SUPPLIED DATA —

╔══

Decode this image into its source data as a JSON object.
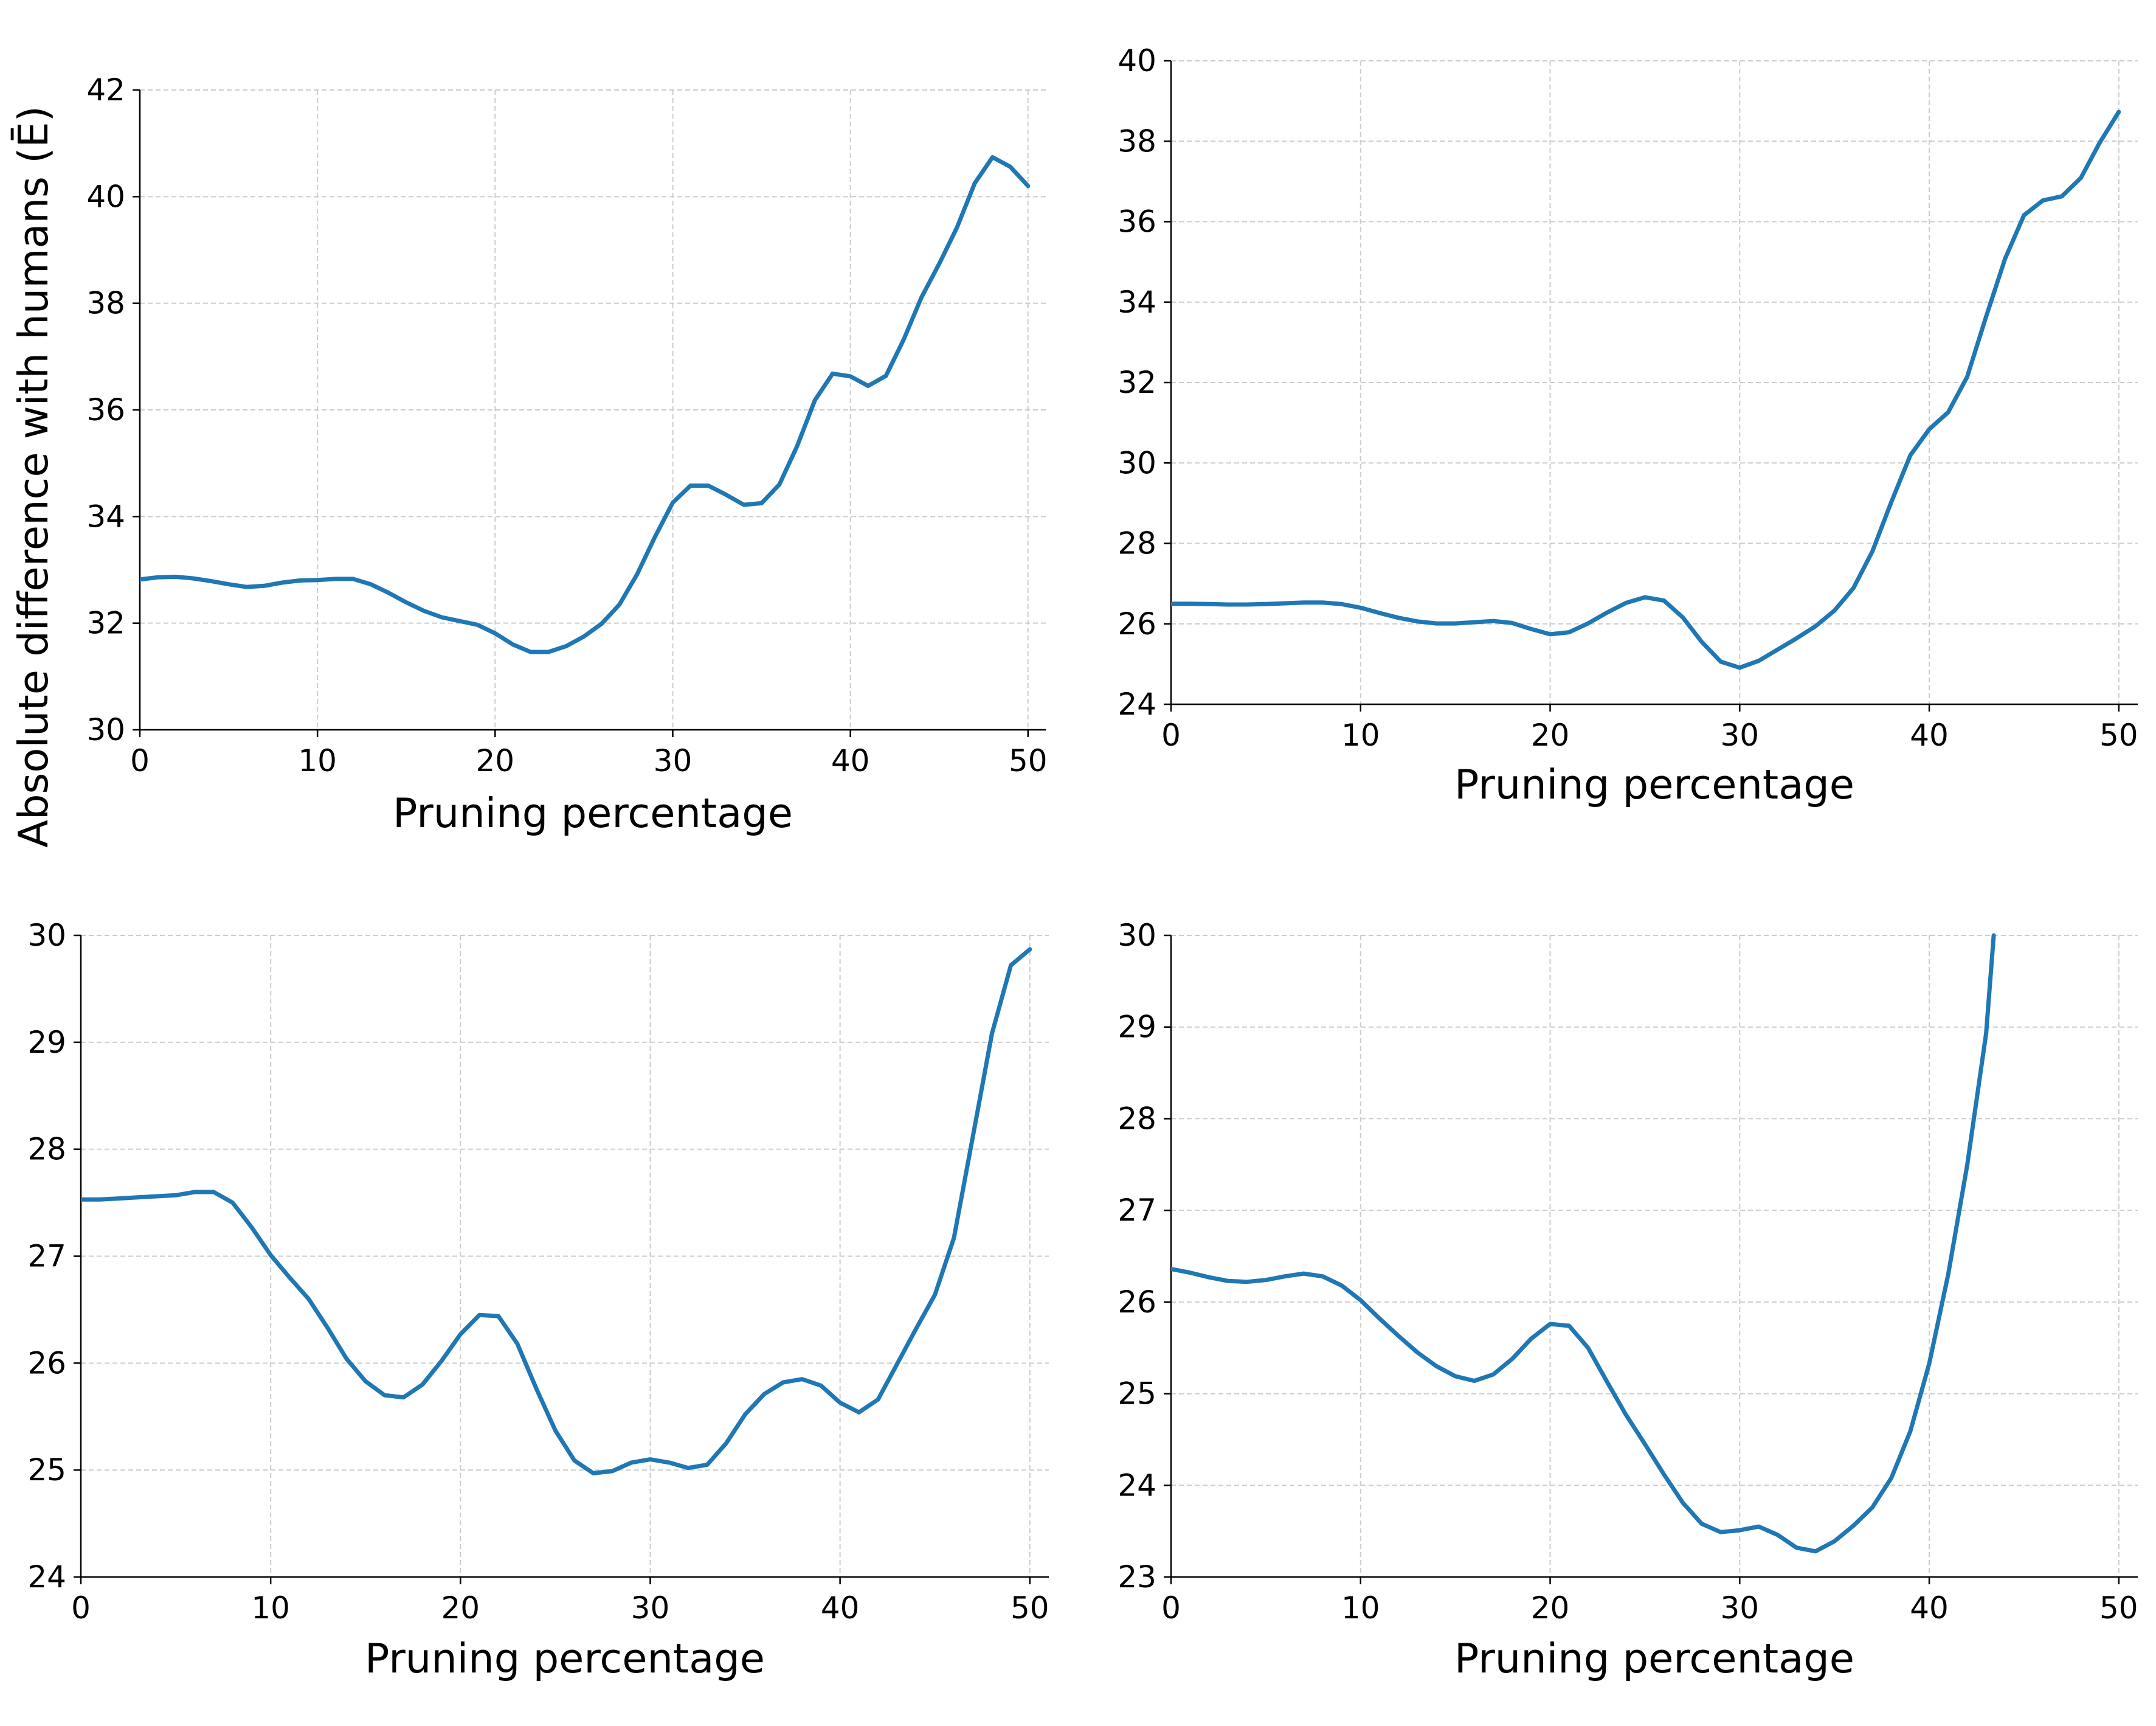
{
  "colors": {
    "series": "#1f77b4",
    "grid": "#cccccc",
    "axis": "#000000"
  },
  "chart_data": [
    {
      "type": "line",
      "xlabel": "Pruning percentage",
      "ylabel": "Absolute difference with humans (Ē)",
      "xlim": [
        0,
        51
      ],
      "ylim": [
        30,
        42
      ],
      "xticks": [
        0,
        10,
        20,
        30,
        40,
        50
      ],
      "yticks": [
        30,
        32,
        34,
        36,
        38,
        40,
        42
      ],
      "grid": true,
      "series": [
        {
          "x": [
            0,
            1,
            2,
            3,
            4,
            5,
            6,
            7,
            8,
            9,
            10,
            11,
            12,
            13,
            14,
            15,
            16,
            17,
            18,
            19,
            20,
            21,
            22,
            23,
            24,
            25,
            26,
            27,
            28,
            29,
            30,
            31,
            32,
            33,
            34,
            35,
            36,
            37,
            38,
            39,
            40,
            41,
            42,
            43,
            44,
            45,
            46,
            47,
            48,
            49,
            50
          ],
          "values": [
            32.82,
            32.86,
            32.87,
            32.84,
            32.79,
            32.73,
            32.68,
            32.7,
            32.76,
            32.8,
            32.81,
            32.83,
            32.83,
            32.73,
            32.57,
            32.39,
            32.23,
            32.11,
            32.04,
            31.97,
            31.81,
            31.6,
            31.46,
            31.46,
            31.57,
            31.75,
            31.99,
            32.35,
            32.92,
            33.62,
            34.26,
            34.58,
            34.58,
            34.41,
            34.22,
            34.25,
            34.6,
            35.32,
            36.18,
            36.68,
            36.63,
            36.45,
            36.64,
            37.32,
            38.11,
            38.74,
            39.42,
            40.25,
            40.74,
            40.56,
            40.2
          ]
        }
      ]
    },
    {
      "type": "line",
      "xlabel": "Pruning percentage",
      "ylabel": "",
      "xlim": [
        0,
        51
      ],
      "ylim": [
        24,
        40
      ],
      "xticks": [
        0,
        10,
        20,
        30,
        40,
        50
      ],
      "yticks": [
        24,
        26,
        28,
        30,
        32,
        34,
        36,
        38,
        40
      ],
      "grid": true,
      "series": [
        {
          "x": [
            0,
            1,
            2,
            3,
            4,
            5,
            6,
            7,
            8,
            9,
            10,
            11,
            12,
            13,
            14,
            15,
            16,
            17,
            18,
            19,
            20,
            21,
            22,
            23,
            24,
            25,
            26,
            27,
            28,
            29,
            30,
            31,
            32,
            33,
            34,
            35,
            36,
            37,
            38,
            39,
            40,
            41,
            42,
            43,
            44,
            45,
            46,
            47,
            48,
            49,
            50
          ],
          "values": [
            26.5,
            26.5,
            26.49,
            26.48,
            26.48,
            26.49,
            26.51,
            26.53,
            26.53,
            26.49,
            26.4,
            26.27,
            26.15,
            26.06,
            26.01,
            26.01,
            26.04,
            26.07,
            26.02,
            25.87,
            25.74,
            25.79,
            26.01,
            26.28,
            26.52,
            26.66,
            26.58,
            26.16,
            25.55,
            25.06,
            24.91,
            25.08,
            25.36,
            25.64,
            25.94,
            26.33,
            26.89,
            27.8,
            29.03,
            30.19,
            30.84,
            31.26,
            32.14,
            33.64,
            35.08,
            36.16,
            36.53,
            36.63,
            37.09,
            37.97,
            38.73
          ]
        }
      ]
    },
    {
      "type": "line",
      "xlabel": "Pruning percentage",
      "ylabel": "",
      "xlim": [
        0,
        51
      ],
      "ylim": [
        24,
        30
      ],
      "xticks": [
        0,
        10,
        20,
        30,
        40,
        50
      ],
      "yticks": [
        24,
        25,
        26,
        27,
        28,
        29,
        30
      ],
      "grid": true,
      "series": [
        {
          "x": [
            0,
            1,
            2,
            3,
            4,
            5,
            6,
            7,
            8,
            9,
            10,
            11,
            12,
            13,
            14,
            15,
            16,
            17,
            18,
            19,
            20,
            21,
            22,
            23,
            24,
            25,
            26,
            27,
            28,
            29,
            30,
            31,
            32,
            33,
            34,
            35,
            36,
            37,
            38,
            39,
            40,
            41,
            42,
            43,
            44,
            45,
            46,
            47,
            48,
            49,
            50
          ],
          "values": [
            27.53,
            27.53,
            27.54,
            27.55,
            27.56,
            27.57,
            27.6,
            27.6,
            27.5,
            27.27,
            27.01,
            26.8,
            26.6,
            26.33,
            26.04,
            25.83,
            25.7,
            25.68,
            25.8,
            26.02,
            26.27,
            26.45,
            26.44,
            26.18,
            25.76,
            25.37,
            25.09,
            24.97,
            24.99,
            25.07,
            25.1,
            25.07,
            25.02,
            25.05,
            25.25,
            25.52,
            25.71,
            25.82,
            25.85,
            25.79,
            25.63,
            25.54,
            25.66,
            25.99,
            26.32,
            26.64,
            27.17,
            28.12,
            29.08,
            29.72,
            29.87
          ]
        }
      ]
    },
    {
      "type": "line",
      "xlabel": "Pruning percentage",
      "ylabel": "",
      "xlim": [
        0,
        51
      ],
      "ylim": [
        23,
        30
      ],
      "xticks": [
        0,
        10,
        20,
        30,
        40,
        50
      ],
      "yticks": [
        23,
        24,
        25,
        26,
        27,
        28,
        29,
        30
      ],
      "grid": true,
      "series": [
        {
          "x": [
            0,
            1,
            2,
            3,
            4,
            5,
            6,
            7,
            8,
            9,
            10,
            11,
            12,
            13,
            14,
            15,
            16,
            17,
            18,
            19,
            20,
            21,
            22,
            23,
            24,
            25,
            26,
            27,
            28,
            29,
            30,
            31,
            32,
            33,
            34,
            35,
            36,
            37,
            38,
            39,
            40,
            41,
            42,
            43,
            43.4
          ],
          "values": [
            26.36,
            26.32,
            26.27,
            26.23,
            26.22,
            26.24,
            26.28,
            26.31,
            26.28,
            26.18,
            26.02,
            25.82,
            25.63,
            25.45,
            25.3,
            25.19,
            25.14,
            25.21,
            25.38,
            25.6,
            25.76,
            25.74,
            25.5,
            25.13,
            24.77,
            24.45,
            24.12,
            23.81,
            23.58,
            23.49,
            23.51,
            23.55,
            23.46,
            23.32,
            23.28,
            23.39,
            23.56,
            23.76,
            24.08,
            24.59,
            25.33,
            26.3,
            27.49,
            28.93,
            30.0
          ]
        }
      ]
    }
  ]
}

╚══

WORK TO BE COMPLETED — Omit the pictures, and quote the material above exactly as given.

ANSWER FOR THE TASK —
Decode this image into its source data as a JSON object.
{
  "colors": {
    "series": "#1f77b4",
    "grid": "#cccccc",
    "axis": "#000000"
  },
  "chart_data": [
    {
      "type": "line",
      "xlabel": "Pruning percentage",
      "ylabel": "Absolute difference with humans (Ē)",
      "xlim": [
        0,
        51
      ],
      "ylim": [
        30,
        42
      ],
      "xticks": [
        0,
        10,
        20,
        30,
        40,
        50
      ],
      "yticks": [
        30,
        32,
        34,
        36,
        38,
        40,
        42
      ],
      "grid": true,
      "series": [
        {
          "x": [
            0,
            1,
            2,
            3,
            4,
            5,
            6,
            7,
            8,
            9,
            10,
            11,
            12,
            13,
            14,
            15,
            16,
            17,
            18,
            19,
            20,
            21,
            22,
            23,
            24,
            25,
            26,
            27,
            28,
            29,
            30,
            31,
            32,
            33,
            34,
            35,
            36,
            37,
            38,
            39,
            40,
            41,
            42,
            43,
            44,
            45,
            46,
            47,
            48,
            49,
            50
          ],
          "values": [
            32.82,
            32.86,
            32.87,
            32.84,
            32.79,
            32.73,
            32.68,
            32.7,
            32.76,
            32.8,
            32.81,
            32.83,
            32.83,
            32.73,
            32.57,
            32.39,
            32.23,
            32.11,
            32.04,
            31.97,
            31.81,
            31.6,
            31.46,
            31.46,
            31.57,
            31.75,
            31.99,
            32.35,
            32.92,
            33.62,
            34.26,
            34.58,
            34.58,
            34.41,
            34.22,
            34.25,
            34.6,
            35.32,
            36.18,
            36.68,
            36.63,
            36.45,
            36.64,
            37.32,
            38.11,
            38.74,
            39.42,
            40.25,
            40.74,
            40.56,
            40.2
          ]
        }
      ]
    },
    {
      "type": "line",
      "xlabel": "Pruning percentage",
      "ylabel": "",
      "xlim": [
        0,
        51
      ],
      "ylim": [
        24,
        40
      ],
      "xticks": [
        0,
        10,
        20,
        30,
        40,
        50
      ],
      "yticks": [
        24,
        26,
        28,
        30,
        32,
        34,
        36,
        38,
        40
      ],
      "grid": true,
      "series": [
        {
          "x": [
            0,
            1,
            2,
            3,
            4,
            5,
            6,
            7,
            8,
            9,
            10,
            11,
            12,
            13,
            14,
            15,
            16,
            17,
            18,
            19,
            20,
            21,
            22,
            23,
            24,
            25,
            26,
            27,
            28,
            29,
            30,
            31,
            32,
            33,
            34,
            35,
            36,
            37,
            38,
            39,
            40,
            41,
            42,
            43,
            44,
            45,
            46,
            47,
            48,
            49,
            50
          ],
          "values": [
            26.5,
            26.5,
            26.49,
            26.48,
            26.48,
            26.49,
            26.51,
            26.53,
            26.53,
            26.49,
            26.4,
            26.27,
            26.15,
            26.06,
            26.01,
            26.01,
            26.04,
            26.07,
            26.02,
            25.87,
            25.74,
            25.79,
            26.01,
            26.28,
            26.52,
            26.66,
            26.58,
            26.16,
            25.55,
            25.06,
            24.91,
            25.08,
            25.36,
            25.64,
            25.94,
            26.33,
            26.89,
            27.8,
            29.03,
            30.19,
            30.84,
            31.26,
            32.14,
            33.64,
            35.08,
            36.16,
            36.53,
            36.63,
            37.09,
            37.97,
            38.73
          ]
        }
      ]
    },
    {
      "type": "line",
      "xlabel": "Pruning percentage",
      "ylabel": "",
      "xlim": [
        0,
        51
      ],
      "ylim": [
        24,
        30
      ],
      "xticks": [
        0,
        10,
        20,
        30,
        40,
        50
      ],
      "yticks": [
        24,
        25,
        26,
        27,
        28,
        29,
        30
      ],
      "grid": true,
      "series": [
        {
          "x": [
            0,
            1,
            2,
            3,
            4,
            5,
            6,
            7,
            8,
            9,
            10,
            11,
            12,
            13,
            14,
            15,
            16,
            17,
            18,
            19,
            20,
            21,
            22,
            23,
            24,
            25,
            26,
            27,
            28,
            29,
            30,
            31,
            32,
            33,
            34,
            35,
            36,
            37,
            38,
            39,
            40,
            41,
            42,
            43,
            44,
            45,
            46,
            47,
            48,
            49,
            50
          ],
          "values": [
            27.53,
            27.53,
            27.54,
            27.55,
            27.56,
            27.57,
            27.6,
            27.6,
            27.5,
            27.27,
            27.01,
            26.8,
            26.6,
            26.33,
            26.04,
            25.83,
            25.7,
            25.68,
            25.8,
            26.02,
            26.27,
            26.45,
            26.44,
            26.18,
            25.76,
            25.37,
            25.09,
            24.97,
            24.99,
            25.07,
            25.1,
            25.07,
            25.02,
            25.05,
            25.25,
            25.52,
            25.71,
            25.82,
            25.85,
            25.79,
            25.63,
            25.54,
            25.66,
            25.99,
            26.32,
            26.64,
            27.17,
            28.12,
            29.08,
            29.72,
            29.87
          ]
        }
      ]
    },
    {
      "type": "line",
      "xlabel": "Pruning percentage",
      "ylabel": "",
      "xlim": [
        0,
        51
      ],
      "ylim": [
        23,
        30
      ],
      "xticks": [
        0,
        10,
        20,
        30,
        40,
        50
      ],
      "yticks": [
        23,
        24,
        25,
        26,
        27,
        28,
        29,
        30
      ],
      "grid": true,
      "series": [
        {
          "x": [
            0,
            1,
            2,
            3,
            4,
            5,
            6,
            7,
            8,
            9,
            10,
            11,
            12,
            13,
            14,
            15,
            16,
            17,
            18,
            19,
            20,
            21,
            22,
            23,
            24,
            25,
            26,
            27,
            28,
            29,
            30,
            31,
            32,
            33,
            34,
            35,
            36,
            37,
            38,
            39,
            40,
            41,
            42,
            43,
            43.4
          ],
          "values": [
            26.36,
            26.32,
            26.27,
            26.23,
            26.22,
            26.24,
            26.28,
            26.31,
            26.28,
            26.18,
            26.02,
            25.82,
            25.63,
            25.45,
            25.3,
            25.19,
            25.14,
            25.21,
            25.38,
            25.6,
            25.76,
            25.74,
            25.5,
            25.13,
            24.77,
            24.45,
            24.12,
            23.81,
            23.58,
            23.49,
            23.51,
            23.55,
            23.46,
            23.32,
            23.28,
            23.39,
            23.56,
            23.76,
            24.08,
            24.59,
            25.33,
            26.3,
            27.49,
            28.93,
            30.0
          ]
        }
      ]
    }
  ]
}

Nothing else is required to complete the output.